** BEGIN Task data **

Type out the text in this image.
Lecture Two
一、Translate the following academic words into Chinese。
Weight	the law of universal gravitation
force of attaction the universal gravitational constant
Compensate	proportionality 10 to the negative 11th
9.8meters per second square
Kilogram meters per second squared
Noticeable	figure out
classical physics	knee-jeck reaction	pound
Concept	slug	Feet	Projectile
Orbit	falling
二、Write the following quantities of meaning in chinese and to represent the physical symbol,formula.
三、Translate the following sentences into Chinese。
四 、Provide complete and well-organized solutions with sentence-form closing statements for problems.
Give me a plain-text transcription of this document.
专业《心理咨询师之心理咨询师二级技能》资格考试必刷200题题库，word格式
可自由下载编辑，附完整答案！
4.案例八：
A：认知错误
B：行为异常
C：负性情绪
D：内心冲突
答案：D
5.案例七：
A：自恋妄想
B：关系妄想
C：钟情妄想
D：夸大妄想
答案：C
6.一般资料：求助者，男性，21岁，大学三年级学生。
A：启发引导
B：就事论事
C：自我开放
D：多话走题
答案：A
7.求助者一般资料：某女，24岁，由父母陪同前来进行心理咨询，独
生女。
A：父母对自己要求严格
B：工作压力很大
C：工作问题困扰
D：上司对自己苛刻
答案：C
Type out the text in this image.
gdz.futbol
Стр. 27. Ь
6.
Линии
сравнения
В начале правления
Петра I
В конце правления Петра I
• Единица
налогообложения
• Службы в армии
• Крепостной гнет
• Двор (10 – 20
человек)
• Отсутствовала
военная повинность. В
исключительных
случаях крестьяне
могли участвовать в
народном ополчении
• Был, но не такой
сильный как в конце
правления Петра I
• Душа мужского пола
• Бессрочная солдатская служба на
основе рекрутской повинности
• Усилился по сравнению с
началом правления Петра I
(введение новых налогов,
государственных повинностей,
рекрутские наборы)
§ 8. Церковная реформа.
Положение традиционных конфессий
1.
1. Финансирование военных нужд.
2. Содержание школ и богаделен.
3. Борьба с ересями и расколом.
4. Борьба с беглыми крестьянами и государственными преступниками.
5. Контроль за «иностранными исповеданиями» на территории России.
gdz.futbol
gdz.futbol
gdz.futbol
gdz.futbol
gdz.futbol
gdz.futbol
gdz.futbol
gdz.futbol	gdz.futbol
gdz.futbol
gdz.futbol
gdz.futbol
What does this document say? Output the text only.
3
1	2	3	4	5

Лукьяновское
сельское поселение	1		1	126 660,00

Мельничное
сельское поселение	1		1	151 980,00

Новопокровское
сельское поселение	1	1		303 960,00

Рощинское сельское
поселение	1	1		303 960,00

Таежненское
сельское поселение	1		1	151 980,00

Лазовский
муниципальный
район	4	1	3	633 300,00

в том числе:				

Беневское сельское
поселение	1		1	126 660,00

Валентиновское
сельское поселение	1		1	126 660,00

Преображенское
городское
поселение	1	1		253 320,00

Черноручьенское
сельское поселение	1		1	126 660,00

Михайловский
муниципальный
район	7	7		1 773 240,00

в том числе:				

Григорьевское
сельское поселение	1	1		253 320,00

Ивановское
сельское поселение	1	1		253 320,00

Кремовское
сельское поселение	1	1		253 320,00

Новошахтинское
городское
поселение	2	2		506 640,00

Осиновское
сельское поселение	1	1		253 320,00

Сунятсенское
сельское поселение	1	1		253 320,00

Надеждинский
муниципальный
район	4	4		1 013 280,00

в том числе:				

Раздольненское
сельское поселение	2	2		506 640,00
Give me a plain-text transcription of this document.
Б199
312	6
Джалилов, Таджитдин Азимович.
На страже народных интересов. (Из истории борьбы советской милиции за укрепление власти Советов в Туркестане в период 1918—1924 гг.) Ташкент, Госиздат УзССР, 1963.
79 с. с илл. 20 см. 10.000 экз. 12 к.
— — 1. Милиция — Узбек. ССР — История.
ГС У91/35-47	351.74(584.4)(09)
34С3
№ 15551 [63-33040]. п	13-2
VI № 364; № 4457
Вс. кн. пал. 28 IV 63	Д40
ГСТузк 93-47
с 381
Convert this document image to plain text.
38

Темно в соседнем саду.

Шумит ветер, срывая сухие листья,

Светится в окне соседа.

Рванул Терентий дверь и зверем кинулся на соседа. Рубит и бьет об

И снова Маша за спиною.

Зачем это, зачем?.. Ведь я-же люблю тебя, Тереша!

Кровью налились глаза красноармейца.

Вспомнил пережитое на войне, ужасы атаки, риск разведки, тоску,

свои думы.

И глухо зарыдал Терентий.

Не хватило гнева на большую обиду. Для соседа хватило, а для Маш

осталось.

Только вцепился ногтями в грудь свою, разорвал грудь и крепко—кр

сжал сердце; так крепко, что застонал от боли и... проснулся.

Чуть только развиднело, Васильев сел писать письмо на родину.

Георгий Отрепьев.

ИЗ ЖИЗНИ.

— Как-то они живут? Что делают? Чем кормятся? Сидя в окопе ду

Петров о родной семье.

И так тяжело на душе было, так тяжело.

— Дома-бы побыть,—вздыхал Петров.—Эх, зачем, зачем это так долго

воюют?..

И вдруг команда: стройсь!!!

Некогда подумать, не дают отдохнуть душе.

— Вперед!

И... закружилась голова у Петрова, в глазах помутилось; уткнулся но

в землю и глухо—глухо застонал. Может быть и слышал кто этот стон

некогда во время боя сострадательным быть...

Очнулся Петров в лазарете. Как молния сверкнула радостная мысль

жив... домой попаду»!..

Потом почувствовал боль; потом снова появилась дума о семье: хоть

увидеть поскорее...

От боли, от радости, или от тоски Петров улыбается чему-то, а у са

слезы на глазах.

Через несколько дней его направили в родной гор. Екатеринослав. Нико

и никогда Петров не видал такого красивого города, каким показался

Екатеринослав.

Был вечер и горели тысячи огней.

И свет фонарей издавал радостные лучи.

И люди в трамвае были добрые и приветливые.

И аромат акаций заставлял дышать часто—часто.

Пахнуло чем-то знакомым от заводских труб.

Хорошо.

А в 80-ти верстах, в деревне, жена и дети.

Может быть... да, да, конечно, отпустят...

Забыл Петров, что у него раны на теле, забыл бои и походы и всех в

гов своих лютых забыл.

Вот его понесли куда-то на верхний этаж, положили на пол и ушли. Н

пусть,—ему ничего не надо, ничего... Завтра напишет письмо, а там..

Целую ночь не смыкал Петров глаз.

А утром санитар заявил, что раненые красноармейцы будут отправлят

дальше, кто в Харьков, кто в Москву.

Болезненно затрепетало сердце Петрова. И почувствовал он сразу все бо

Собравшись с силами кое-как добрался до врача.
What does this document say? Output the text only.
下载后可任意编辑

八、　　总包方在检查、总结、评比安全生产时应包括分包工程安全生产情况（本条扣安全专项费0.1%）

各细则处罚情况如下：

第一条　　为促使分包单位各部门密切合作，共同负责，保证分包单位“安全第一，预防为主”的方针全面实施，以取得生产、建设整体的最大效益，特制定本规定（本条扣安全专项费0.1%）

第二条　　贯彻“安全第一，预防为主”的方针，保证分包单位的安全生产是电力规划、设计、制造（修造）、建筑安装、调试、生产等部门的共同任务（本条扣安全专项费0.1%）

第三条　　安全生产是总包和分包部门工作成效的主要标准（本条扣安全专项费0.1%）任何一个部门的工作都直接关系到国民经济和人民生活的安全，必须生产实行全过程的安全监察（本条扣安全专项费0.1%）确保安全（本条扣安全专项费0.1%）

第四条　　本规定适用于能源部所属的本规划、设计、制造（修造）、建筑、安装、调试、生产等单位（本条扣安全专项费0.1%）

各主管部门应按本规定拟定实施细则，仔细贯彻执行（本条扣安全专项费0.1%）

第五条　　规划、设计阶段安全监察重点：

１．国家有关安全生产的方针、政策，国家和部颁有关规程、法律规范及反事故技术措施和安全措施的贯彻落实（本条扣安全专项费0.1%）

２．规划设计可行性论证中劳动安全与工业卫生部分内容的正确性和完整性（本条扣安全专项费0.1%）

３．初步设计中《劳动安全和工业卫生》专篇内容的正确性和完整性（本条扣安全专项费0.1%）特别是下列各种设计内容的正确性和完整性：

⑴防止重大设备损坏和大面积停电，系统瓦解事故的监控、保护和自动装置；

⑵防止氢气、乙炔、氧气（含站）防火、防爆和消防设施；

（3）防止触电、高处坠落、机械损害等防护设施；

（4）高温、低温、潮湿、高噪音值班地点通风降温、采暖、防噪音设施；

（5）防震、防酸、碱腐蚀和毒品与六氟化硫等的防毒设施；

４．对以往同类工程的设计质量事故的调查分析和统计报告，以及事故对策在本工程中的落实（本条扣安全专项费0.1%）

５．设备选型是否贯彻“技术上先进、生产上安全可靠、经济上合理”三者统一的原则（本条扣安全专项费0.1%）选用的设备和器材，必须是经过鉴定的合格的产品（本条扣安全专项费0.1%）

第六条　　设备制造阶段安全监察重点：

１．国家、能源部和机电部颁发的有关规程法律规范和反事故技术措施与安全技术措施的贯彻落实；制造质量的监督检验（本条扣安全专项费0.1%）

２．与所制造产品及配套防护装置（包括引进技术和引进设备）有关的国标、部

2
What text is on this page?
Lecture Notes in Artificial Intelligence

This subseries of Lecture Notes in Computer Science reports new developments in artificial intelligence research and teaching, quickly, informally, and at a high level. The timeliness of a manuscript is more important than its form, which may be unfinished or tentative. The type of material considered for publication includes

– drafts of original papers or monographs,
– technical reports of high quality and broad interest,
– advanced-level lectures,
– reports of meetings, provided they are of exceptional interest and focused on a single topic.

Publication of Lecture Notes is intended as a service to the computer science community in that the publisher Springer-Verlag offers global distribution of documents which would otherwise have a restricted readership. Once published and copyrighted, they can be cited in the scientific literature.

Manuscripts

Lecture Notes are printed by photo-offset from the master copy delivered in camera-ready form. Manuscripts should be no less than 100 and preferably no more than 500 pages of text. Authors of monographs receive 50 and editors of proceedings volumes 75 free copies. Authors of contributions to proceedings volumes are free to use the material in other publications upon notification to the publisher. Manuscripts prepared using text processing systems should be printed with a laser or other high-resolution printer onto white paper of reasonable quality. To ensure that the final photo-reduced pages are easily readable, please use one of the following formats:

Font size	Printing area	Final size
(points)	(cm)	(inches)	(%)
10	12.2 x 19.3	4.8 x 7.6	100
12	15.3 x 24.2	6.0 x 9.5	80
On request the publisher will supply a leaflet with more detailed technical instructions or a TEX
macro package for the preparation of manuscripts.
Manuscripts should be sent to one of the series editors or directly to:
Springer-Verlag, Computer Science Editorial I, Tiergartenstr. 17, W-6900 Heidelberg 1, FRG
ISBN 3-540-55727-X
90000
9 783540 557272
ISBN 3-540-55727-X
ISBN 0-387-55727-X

** END Task data **

**Instructions for the task:**
Track down the lines that include the word "правления" and copy them.

**Exercise result:**
В начале правления
В конце правления Петра I
правления Петра I
началом правления Петра I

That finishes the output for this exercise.